→ Records to process:
■ ■ ■ ■ ■

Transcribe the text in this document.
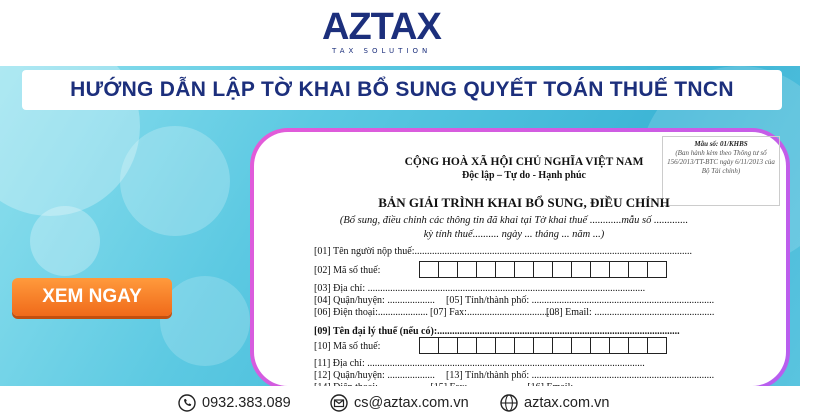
AZTAX
TAX SOLUTION
HƯỚNG DẪN LẬP TỜ KHAI BỔ SUNG QUYẾT TOÁN THUẾ TNCN
XEM NGAY
Mẫu số: 01/KHBS
(Ban hành kèm theo Thông tư số 156/2013/TT-BTC ngày 6/11/2013 của Bộ Tài chính)
CỘNG HOÀ XÃ HỘI CHỦ NGHĨA VIỆT NAM
Độc lập – Tự do - Hạnh phúc
BẢN GIẢI TRÌNH KHAI BỔ SUNG, ĐIỀU CHỈNH
(Bổ sung, điều chỉnh các thông tin đã khai tại Tờ khai thuế ............mẫu số .............
kỳ tính thuế.......... ngày ... tháng ... năm ...)
[01] Tên người nộp thuế:...............................................................................................................
[02] Mã số thuế:
[03] Địa chỉ: ...............................................................................................................
[04] Quận/huyện: ................... [05] Tỉnh/thành phố: .........................................................................
[06] Điện thoại:.................... [07] Fax:...................................
[08] Email: ................................................
[09] Tên đại lý thuế (nếu có):.................................................................................................
[10] Mã số thuế:
[11] Địa chỉ: ...............................................................................................................
[12] Quận/huyện: ................... [13] Tỉnh/thành phố: .........................................................................
0932.383.089	cs@aztax.com.vn	aztax.com.vn
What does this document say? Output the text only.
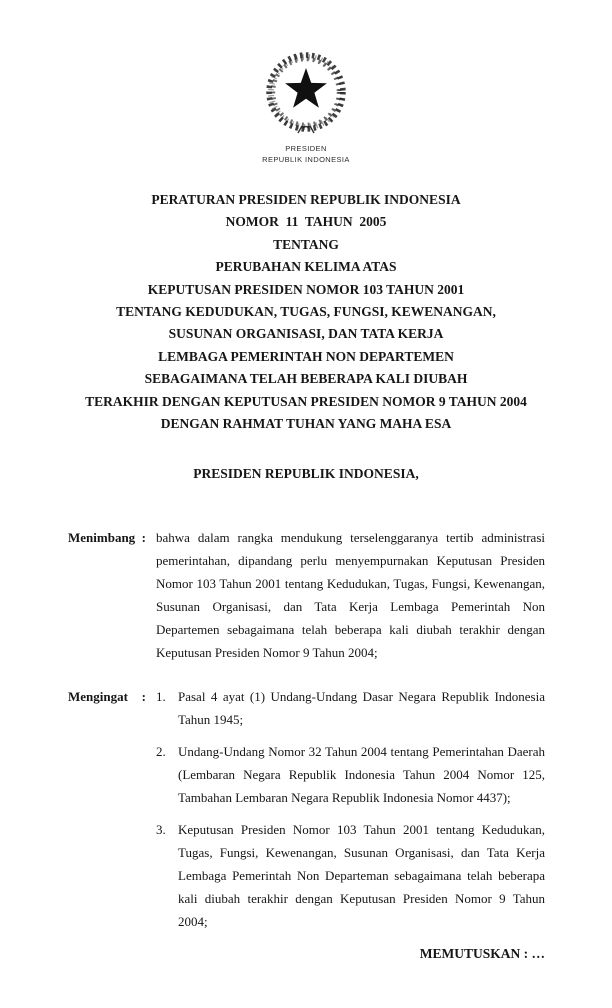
PRESIDEN
REPUBLIK INDONESIA
PERATURAN PRESIDEN REPUBLIK INDONESIA
NOMOR  11  TAHUN  2005
TENTANG
PERUBAHAN KELIMA ATAS
KEPUTUSAN PRESIDEN NOMOR 103 TAHUN 2001
TENTANG KEDUDUKAN, TUGAS, FUNGSI, KEWENANGAN,
SUSUNAN ORGANISASI, DAN TATA KERJA
LEMBAGA PEMERINTAH NON DEPARTEMEN
SEBAGAIMANA TELAH BEBERAPA KALI DIUBAH
TERAKHIR DENGAN KEPUTUSAN PRESIDEN NOMOR 9 TAHUN 2004
DENGAN RAHMAT TUHAN YANG MAHA ESA
PRESIDEN REPUBLIK INDONESIA,
Menimbang : bahwa dalam rangka mendukung terselenggaranya tertib administrasi pemerintahan, dipandang perlu menyempurnakan Keputusan Presiden Nomor 103 Tahun 2001 tentang Kedudukan, Tugas, Fungsi, Kewenangan, Susunan Organisasi, dan Tata Kerja Lembaga Pemerintah Non Departemen sebagaimana telah beberapa kali diubah terakhir dengan Keputusan Presiden Nomor 9 Tahun 2004;

Mengingat : 1. Pasal 4 ayat (1) Undang-Undang Dasar Negara Republik Indonesia Tahun 1945;
2. Undang-Undang Nomor 32 Tahun 2004 tentang Pemerintahan Daerah (Lembaran Negara Republik Indonesia Tahun 2004 Nomor 125, Tambahan Lembaran Negara Republik Indonesia Nomor 4437);
3. Keputusan Presiden Nomor 103 Tahun 2001 tentang Kedudukan, Tugas, Fungsi, Kewenangan, Susunan Organisasi, dan Tata Kerja Lembaga Pemerintah Non Departeman sebagaimana telah beberapa kali diubah terakhir dengan Keputusan Presiden Nomor 9 Tahun 2004;
MEMUTUSKAN : …
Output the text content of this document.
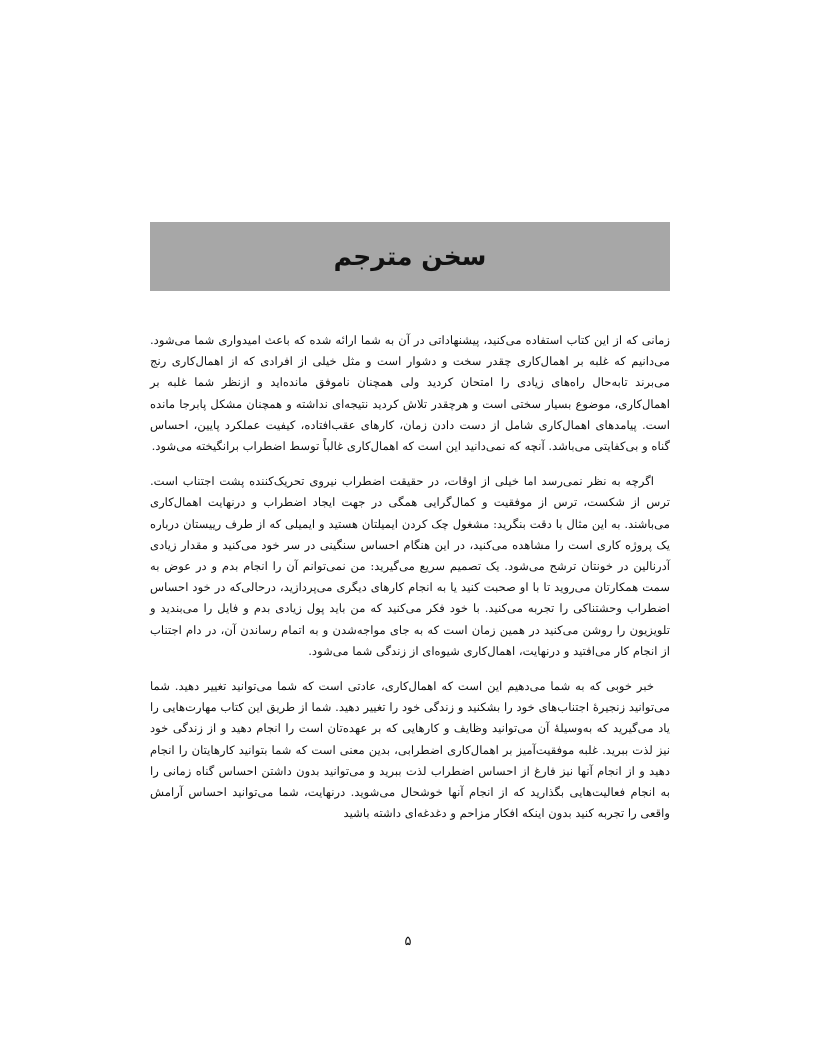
سخن مترجم

زمانی که از این کتاب استفاده می‌کنید، پیشنهاداتی در آن به شما ارائه شده که باعث امیدواری شما می‌شود. می‌دانیم که غلبه بر اهمال‌کاری چقدر سخت و دشوار است و مثل خیلی از افرادی که از اهمال‌کاری رنج می‌برند تابه‌حال راه‌های زیادی را امتحان کردید ولی همچنان ناموفق مانده‌اید و ازنظر شما غلبه بر اهمال‌کاری، موضوع بسیار سختی است و هرچقدر تلاش کردید نتیجه‌ای نداشته و همچنان مشکل پابرجا مانده است. پیامدهای اهمال‌کاری شامل از دست دادن زمان، کارهای عقب‌افتاده، کیفیت عملکرد پایین، احساس گناه و بی‌کفایتی می‌باشد. آنچه که نمی‌دانید این است که اهمال‌کاری غالباً توسط اضطراب برانگیخته می‌شود.

اگرچه به نظر نمی‌رسد اما خیلی از اوقات، در حقیقت اضطراب نیروی تحریک‌کننده پشت اجتناب است. ترس از شکست، ترس از موفقیت و کمال‌گرایی همگی در جهت ایجاد اضطراب و درنهایت اهمال‌کاری می‌باشند. به این مثال با دقت بنگرید: مشغول چک کردن ایمیلتان هستید و ایمیلی که از طرف رییستان درباره یک پروژه کاری است را مشاهده می‌کنید، در این هنگام احساس سنگینی در سر خود می‌کنید و مقدار زیادی آدرنالین در خونتان ترشح می‌شود. یک تصمیم سریع می‌گیرید: من نمی‌توانم آن را انجام بدم و در عوض به سمت همکارتان می‌روید تا با او صحبت کنید یا به انجام کارهای دیگری می‌پردازید، درحالی‌که در خود احساس اضطراب وحشتناکی را تجربه می‌کنید. با خود فکر می‌کنید که من باید پول زیادی بدم و فایل را می‌بندید و تلویزیون را روشن می‌کنید در همین زمان است که به جای مواجه‌شدن و به اتمام رساندن آن، در دام اجتناب از انجام کار می‌افتید و درنهایت، اهمال‌کاری شیوه‌ای از زندگی شما می‌شود.

خبر خوبی که به شما می‌دهیم این است که اهمال‌کاری، عادتی است که شما می‌توانید تغییر دهید. شما می‌توانید زنجیرهٔ اجتناب‌های خود را بشکنید و زندگی خود را تغییر دهید. شما از طریق این کتاب مهارت‌هایی را یاد می‌گیرید که به‌وسیلهٔ آن می‌توانید وظایف و کارهایی که بر عهده‌تان است را انجام دهید و از زندگی خود نیز لذت ببرید. غلبه موفقیت‌آمیز بر اهمال‌کاری اضطرابی، بدین معنی است که شما بتوانید کارهایتان را انجام دهید و از انجام آنها نیز فارغ از احساس اضطراب لذت ببرید و می‌توانید بدون داشتن احساس گناه زمانی را به انجام فعالیت‌هایی بگذارید که از انجام آنها خوشحال می‌شوید. درنهایت، شما می‌توانید احساس آرامش واقعی را تجربه کنید بدون اینکه افکار مزاحم و دغدغه‌ای داشته باشید

۵
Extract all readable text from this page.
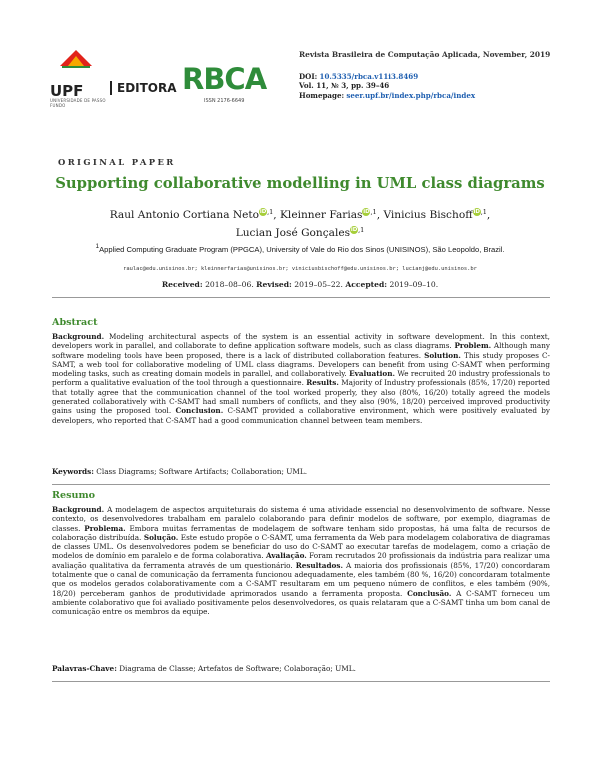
UPF
UNIVERSIDADE DE PASSO FUNDO
EDITORA RBCA
ISSN 2176-6649
Revista Brasileira de Computação Aplicada, November, 2019
DOI: 10.5335/rbca.v11i3.8469
Vol. 11, № 3, pp. 39–46
Homepage: seer.upf.br/index.php/rbca/index
ORIGINAL PAPER
Supporting collaborative modelling in UML class diagrams
Raul Antonio Cortiana NetoiD$^{,1}$, Kleinner FariasiD$^{,1}$, Vinicius BischoffiD$^{,1}$,
Lucian José GonçalesiD$^{,1}$
$^1$Applied Computing Graduate Program (PPGCA), University of Vale do Rio dos Sinos (UNISINOS), São Leopoldo, Brazil.
raulac@edu.unisinos.br; kleinnerfarias@unisinos.br; viniciusbischoff@edu.unisinos.br; lucianj@edu.unisinos.br
Received: 2018–08–06. Revised: 2019–05–22. Accepted: 2019–09–10.
Abstract
Background. Modeling architectural aspects of the system is an essential activity in software development. In this context, developers work in parallel, and collaborate to define application software models, such as class diagrams. Problem. Although many software modeling tools have been proposed, there is a lack of distributed collaboration features. Solution. This study proposes C-SAMT, a web tool for collaborative modeling of UML class diagrams. Developers can benefit from using C-SAMT when performing modeling tasks, such as creating domain models in parallel, and collaboratively. Evaluation. We recruited 20 industry professionals to perform a qualitative evaluation of the tool through a questionnaire. Results. Majority of Industry professionals (85%, 17/20) reported that totally agree that the communication channel of the tool worked properly, they also (80%, 16/20) totally agreed the models generated collaboratively with C-SAMT had small numbers of conflicts, and they also (90%, 18/20) perceived improved productivity gains using the proposed tool. Conclusion. C-SAMT provided a collaborative environment, which were positively evaluated by developers, who reported that C-SAMT had a good communication channel between team members.
Keywords: Class Diagrams; Software Artifacts; Collaboration; UML.
Resumo
Background. A modelagem de aspectos arquiteturais do sistema é uma atividade essencial no desenvolvimento de software. Nesse contexto, os desenvolvedores trabalham em paralelo colaborando para definir modelos de software, por exemplo, diagramas de classes. Problema. Embora muitas ferramentas de modelagem de software tenham sido propostas, há uma falta de recursos de colaboração distribuída. Solução. Este estudo propõe o C-SAMT, uma ferramenta da Web para modelagem colaborativa de diagramas de classes UML. Os desenvolvedores podem se beneficiar do uso do C-SAMT ao executar tarefas de modelagem, como a criação de modelos de domínio em paralelo e de forma colaborativa. Avaliação. Foram recrutados 20 profissionais da indústria para realizar uma avaliação qualitativa da ferramenta através de um questionário. Resultados. A maioria dos profissionais (85%, 17/20) concordaram totalmente que o canal de comunicação da ferramenta funcionou adequadamente, eles também (80 %, 16/20) concordaram totalmente que os modelos gerados colaborativamente com a C-SAMT resultaram em um pequeno número de conflitos, e eles também (90%, 18/20) perceberam ganhos de produtividade aprimorados usando a ferramenta proposta. Conclusão. A C-SAMT forneceu um ambiente colaborativo que foi avaliado positivamente pelos desenvolvedores, os quais relataram que a C-SAMT tinha um bom canal de comunicação entre os membros da equipe.
Palavras-Chave: Diagrama de Classe; Artefatos de Software; Colaboração; UML.
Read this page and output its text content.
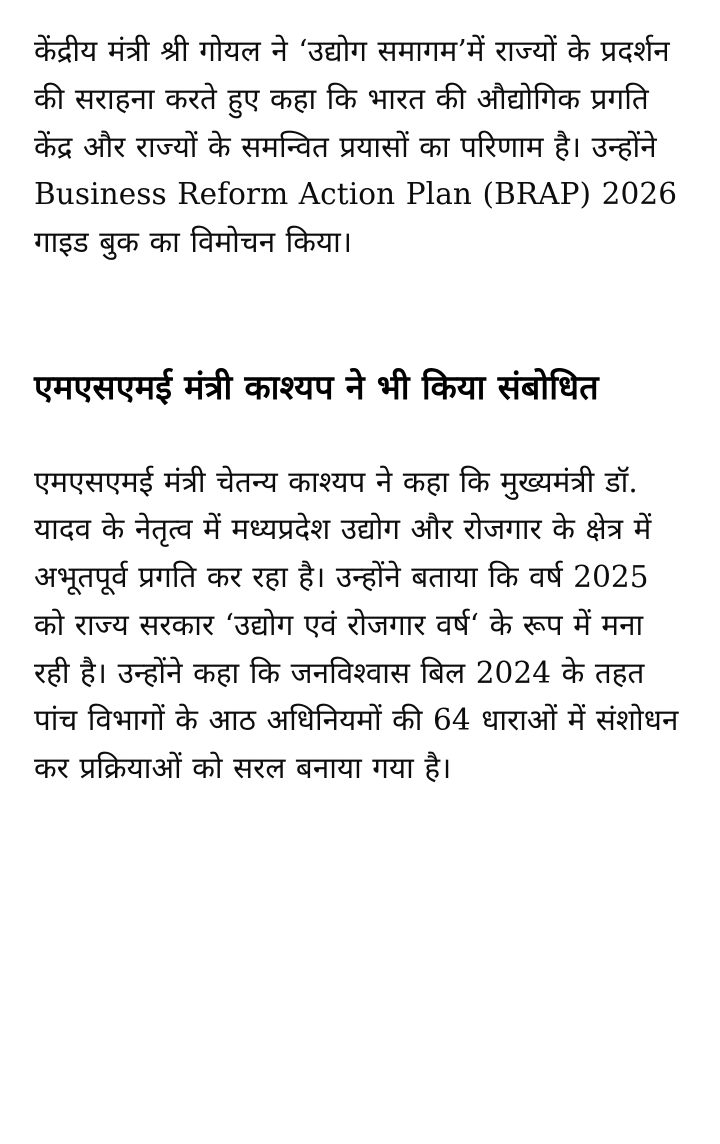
केंद्रीय मंत्री श्री गोयल ने ‘उद्योग समागम’में राज्यों के प्रदर्शन की सराहना करते हुए कहा कि भारत की औद्योगिक प्रगति केंद्र और राज्यों के समन्वित प्रयासों का परिणाम है। उन्होंने Business Reform Action Plan (BRAP) 2026 गाइड बुक का विमोचन किया।

एमएसएमई मंत्री काश्यप ने भी किया संबोधित

एमएसएमई मंत्री चेतन्य काश्यप ने कहा कि मुख्यमंत्री डॉ. यादव के नेतृत्व में मध्यप्रदेश उद्योग और रोजगार के क्षेत्र में अभूतपूर्व प्रगति कर रहा है। उन्होंने बताया कि वर्ष 2025 को राज्य सरकार ‘उद्योग एवं रोजगार वर्ष‘ के रूप में मना रही है। उन्होंने कहा कि जनविश्वास बिल 2024 के तहत पांच विभागों के आठ अधिनियमों की 64 धाराओं में संशोधन कर प्रक्रियाओं को सरल बनाया गया है।
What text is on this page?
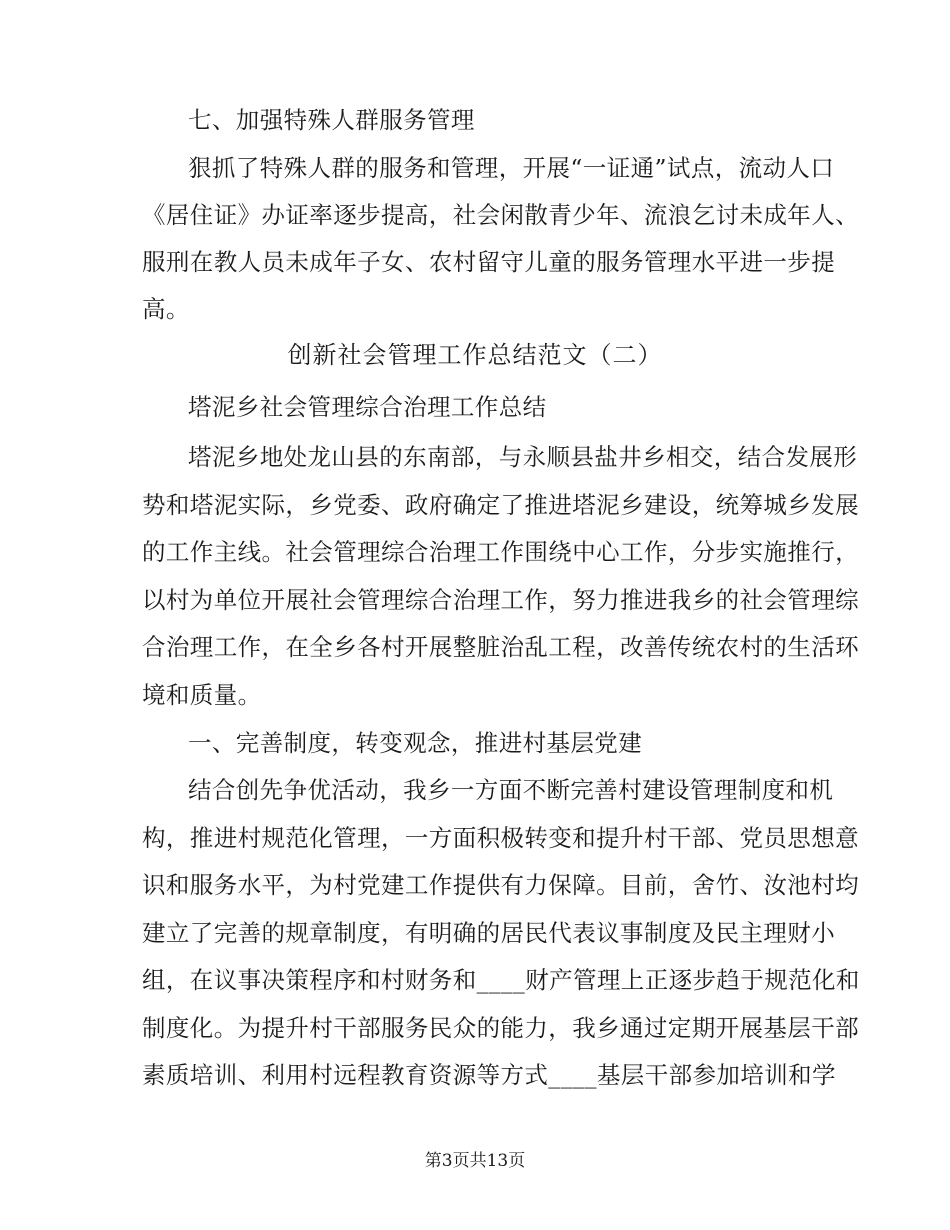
七、加强特殊人群服务管理
狠抓了特殊人群的服务和管理，开展“一证通”试点，流动人口
《居住证》办证率逐步提高，社会闲散青少年、流浪乞讨未成年人、
服刑在教人员未成年子女、农村留守儿童的服务管理水平进一步提
高。
创新社会管理工作总结范文（二）
塔泥乡社会管理综合治理工作总结
塔泥乡地处龙山县的东南部，与永顺县盐井乡相交，结合发展形
势和塔泥实际，乡党委、政府确定了推进塔泥乡建设，统筹城乡发展
的工作主线。社会管理综合治理工作围绕中心工作，分步实施推行，
以村为单位开展社会管理综合治理工作，努力推进我乡的社会管理综
合治理工作，在全乡各村开展整脏治乱工程，改善传统农村的生活环
境和质量。
一、完善制度，转变观念，推进村基层党建
结合创先争优活动，我乡一方面不断完善村建设管理制度和机
构，推进村规范化管理，一方面积极转变和提升村干部、党员思想意
识和服务水平，为村党建工作提供有力保障。目前，舍竹、汝池村均
建立了完善的规章制度，有明确的居民代表议事制度及民主理财小
组，在议事决策程序和村财务和____财产管理上正逐步趋于规范化和
制度化。为提升村干部服务民众的能力，我乡通过定期开展基层干部
素质培训、利用村远程教育资源等方式____基层干部参加培训和学
第3页共13页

■ ■ ■ ■ ■

Return, unchanged, the lines from the one containing "Read this page and output its text content." down to the end of the entries above, inclusive. Images are left out.

→ In response:
Read this page and output its text content.
केंद्रीय मंत्री श्री गोयल ने ‘उद्योग समागम’में राज्यों के प्रदर्शन की सराहना करते हुए कहा कि भारत की औद्योगिक प्रगति केंद्र और राज्यों के समन्वित प्रयासों का परिणाम है। उन्होंने Business Reform Action Plan (BRAP) 2026 गाइड बुक का विमोचन किया।

एमएसएमई मंत्री काश्यप ने भी किया संबोधित

एमएसएमई मंत्री चेतन्य काश्यप ने कहा कि मुख्यमंत्री डॉ. यादव के नेतृत्व में मध्यप्रदेश उद्योग और रोजगार के क्षेत्र में अभूतपूर्व प्रगति कर रहा है। उन्होंने बताया कि वर्ष 2025 को राज्य सरकार ‘उद्योग एवं रोजगार वर्ष‘ के रूप में मना रही है। उन्होंने कहा कि जनविश्वास बिल 2024 के तहत पांच विभागों के आठ अधिनियमों की 64 धाराओं में संशोधन कर प्रक्रियाओं को सरल बनाया गया है।
What text is on this page?
七、加强特殊人群服务管理
狠抓了特殊人群的服务和管理，开展“一证通”试点，流动人口
《居住证》办证率逐步提高，社会闲散青少年、流浪乞讨未成年人、
服刑在教人员未成年子女、农村留守儿童的服务管理水平进一步提
高。
创新社会管理工作总结范文（二）
塔泥乡社会管理综合治理工作总结
塔泥乡地处龙山县的东南部，与永顺县盐井乡相交，结合发展形
势和塔泥实际，乡党委、政府确定了推进塔泥乡建设，统筹城乡发展
的工作主线。社会管理综合治理工作围绕中心工作，分步实施推行，
以村为单位开展社会管理综合治理工作，努力推进我乡的社会管理综
合治理工作，在全乡各村开展整脏治乱工程，改善传统农村的生活环
境和质量。
一、完善制度，转变观念，推进村基层党建
结合创先争优活动，我乡一方面不断完善村建设管理制度和机
构，推进村规范化管理，一方面积极转变和提升村干部、党员思想意
识和服务水平，为村党建工作提供有力保障。目前，舍竹、汝池村均
建立了完善的规章制度，有明确的居民代表议事制度及民主理财小
组，在议事决策程序和村财务和____财产管理上正逐步趋于规范化和
制度化。为提升村干部服务民众的能力，我乡通过定期开展基层干部
素质培训、利用村远程教育资源等方式____基层干部参加培训和学
第3页共13页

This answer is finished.